For the listing below, give the number of lines in which "annotation" occurs. Add nothing.

----------------------------------------

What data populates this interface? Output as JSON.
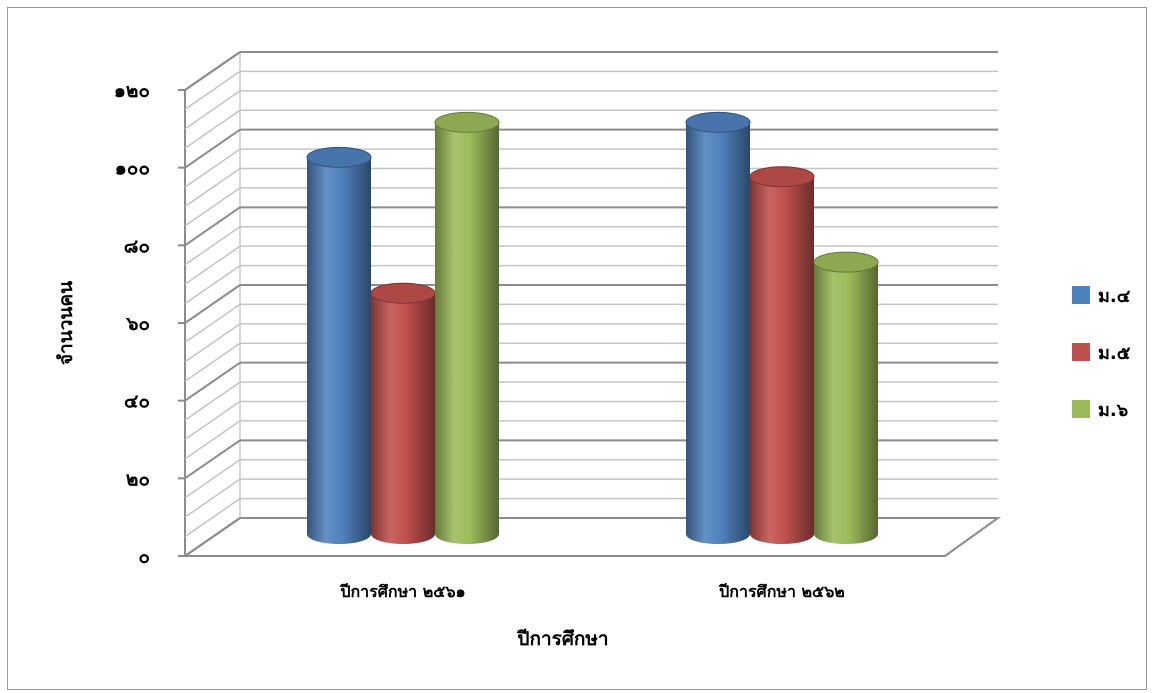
{
  "chart_data": {
    "type": "bar",
    "title": "",
    "xlabel": "ปีการศึกษา",
    "ylabel": "จำนวนคน",
    "categories": [
      "ปีการศึกษา ๒๕๖๑",
      "ปีการศึกษา ๒๕๖๒"
    ],
    "series": [
      {
        "name": "ม.๔",
        "values": [
          97,
          106
        ],
        "color": "#4f81bd"
      },
      {
        "name": "ม.๕",
        "values": [
          62,
          92
        ],
        "color": "#c0504d"
      },
      {
        "name": "ม.๖",
        "values": [
          106,
          70
        ],
        "color": "#9bbb59"
      }
    ],
    "ylim": [
      0,
      120
    ],
    "yticks": [
      0,
      20,
      40,
      60,
      80,
      100,
      120
    ],
    "ytick_labels": [
      "๐",
      "๒๐",
      "๔๐",
      "๖๐",
      "๘๐",
      "๑๐๐",
      "๑๒๐"
    ],
    "grid": true,
    "legend_position": "right",
    "style": "3d-cylinder"
  }
}
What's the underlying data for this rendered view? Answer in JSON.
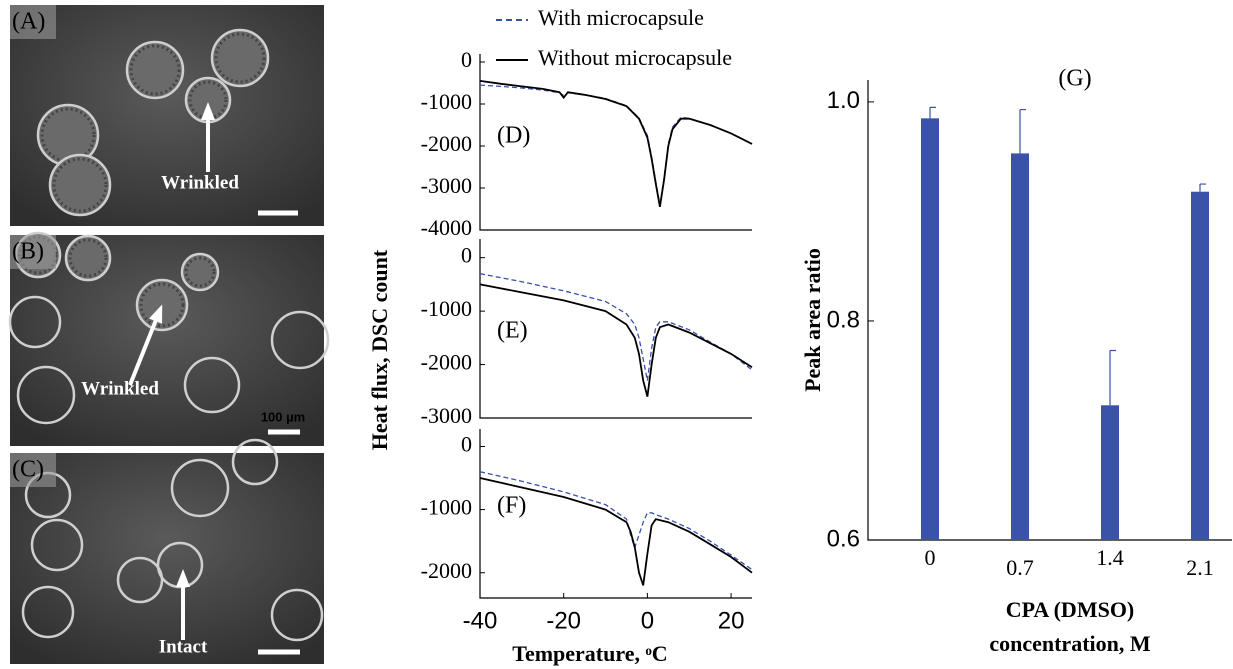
{
  "micrographs": [
    {
      "label": "(A)",
      "annotation": "Wrinkled"
    },
    {
      "label": "(B)",
      "annotation": "Wrinkled",
      "scale_bar": "100 µm"
    },
    {
      "label": "(C)",
      "annotation": "Intact"
    }
  ],
  "chart_data": [
    {
      "type": "line",
      "panel_label": "(D)",
      "x": [
        -40,
        -35,
        -30,
        -25,
        -21,
        -20,
        -19,
        -15,
        -10,
        -5,
        -2,
        0,
        1,
        2,
        3,
        4,
        5,
        6,
        8,
        10,
        15,
        20,
        25
      ],
      "series": [
        {
          "name": "With microcapsule",
          "color": "#3b4fa8",
          "dashed": true,
          "values": [
            -550,
            -580,
            -620,
            -670,
            -730,
            -800,
            -730,
            -780,
            -870,
            -1040,
            -1330,
            -1750,
            -2250,
            -2850,
            -3400,
            -2750,
            -1950,
            -1550,
            -1320,
            -1340,
            -1500,
            -1700,
            -1950
          ]
        },
        {
          "name": "Without microcapsule",
          "color": "#000000",
          "dashed": false,
          "values": [
            -450,
            -520,
            -580,
            -640,
            -720,
            -850,
            -720,
            -780,
            -880,
            -1050,
            -1350,
            -1800,
            -2300,
            -2900,
            -3450,
            -2800,
            -2000,
            -1600,
            -1350,
            -1350,
            -1500,
            -1700,
            -1950
          ]
        }
      ],
      "xlim": [
        -40,
        25
      ],
      "ylim": [
        -4000,
        0
      ],
      "yticks": [
        0,
        -1000,
        -2000,
        -3000,
        -4000
      ]
    },
    {
      "type": "line",
      "panel_label": "(E)",
      "ylabel": "Heat flux, DSC count",
      "x": [
        -40,
        -30,
        -20,
        -10,
        -5,
        -3,
        -2,
        -1,
        0,
        1,
        2,
        3,
        5,
        10,
        15,
        20,
        25
      ],
      "series": [
        {
          "color": "#3b4fa8",
          "dashed": true,
          "values": [
            -300,
            -450,
            -620,
            -820,
            -1050,
            -1250,
            -1500,
            -1900,
            -2300,
            -1700,
            -1300,
            -1200,
            -1200,
            -1350,
            -1580,
            -1800,
            -2100
          ]
        },
        {
          "color": "#000000",
          "dashed": false,
          "values": [
            -500,
            -650,
            -800,
            -1000,
            -1250,
            -1500,
            -1800,
            -2300,
            -2600,
            -2000,
            -1500,
            -1300,
            -1250,
            -1400,
            -1600,
            -1800,
            -2050
          ]
        }
      ],
      "xlim": [
        -40,
        25
      ],
      "ylim": [
        -3000,
        200
      ],
      "yticks": [
        0,
        -1000,
        -2000,
        -3000
      ]
    },
    {
      "type": "line",
      "panel_label": "(F)",
      "xlabel": "Temperature, ᵒC",
      "x": [
        -40,
        -30,
        -20,
        -10,
        -5,
        -4,
        -3,
        -2,
        -1,
        0,
        1,
        2,
        5,
        10,
        15,
        20,
        25
      ],
      "series": [
        {
          "color": "#3b4fa8",
          "dashed": true,
          "values": [
            -400,
            -550,
            -720,
            -920,
            -1150,
            -1400,
            -1600,
            -1400,
            -1200,
            -1050,
            -1050,
            -1080,
            -1150,
            -1300,
            -1500,
            -1720,
            -1950
          ]
        },
        {
          "color": "#000000",
          "dashed": false,
          "values": [
            -500,
            -650,
            -800,
            -1000,
            -1200,
            -1350,
            -1600,
            -2000,
            -2200,
            -1700,
            -1250,
            -1150,
            -1200,
            -1350,
            -1550,
            -1750,
            -2000
          ]
        }
      ],
      "xlim": [
        -40,
        25
      ],
      "ylim": [
        -2400,
        150
      ],
      "yticks": [
        0,
        -1000,
        -2000
      ],
      "xticks": [
        -40,
        -20,
        0,
        20
      ]
    },
    {
      "type": "bar",
      "title": "(G)",
      "ylabel": "Peak area ratio",
      "xlabel": [
        "CPA (DMSO)",
        "concentration, M"
      ],
      "categories": [
        "0",
        "0.7",
        "1.4",
        "2.1"
      ],
      "values": [
        0.985,
        0.953,
        0.723,
        0.918
      ],
      "errors": [
        0.01,
        0.04,
        0.05,
        0.007
      ],
      "color": "#3a52a8",
      "ylim": [
        0.6,
        1.02
      ],
      "yticks": [
        0.6,
        0.8,
        {
          "value": 1.0,
          "label": "1.0"
        }
      ]
    }
  ]
}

----------------------------------------

■ RESULT ■
3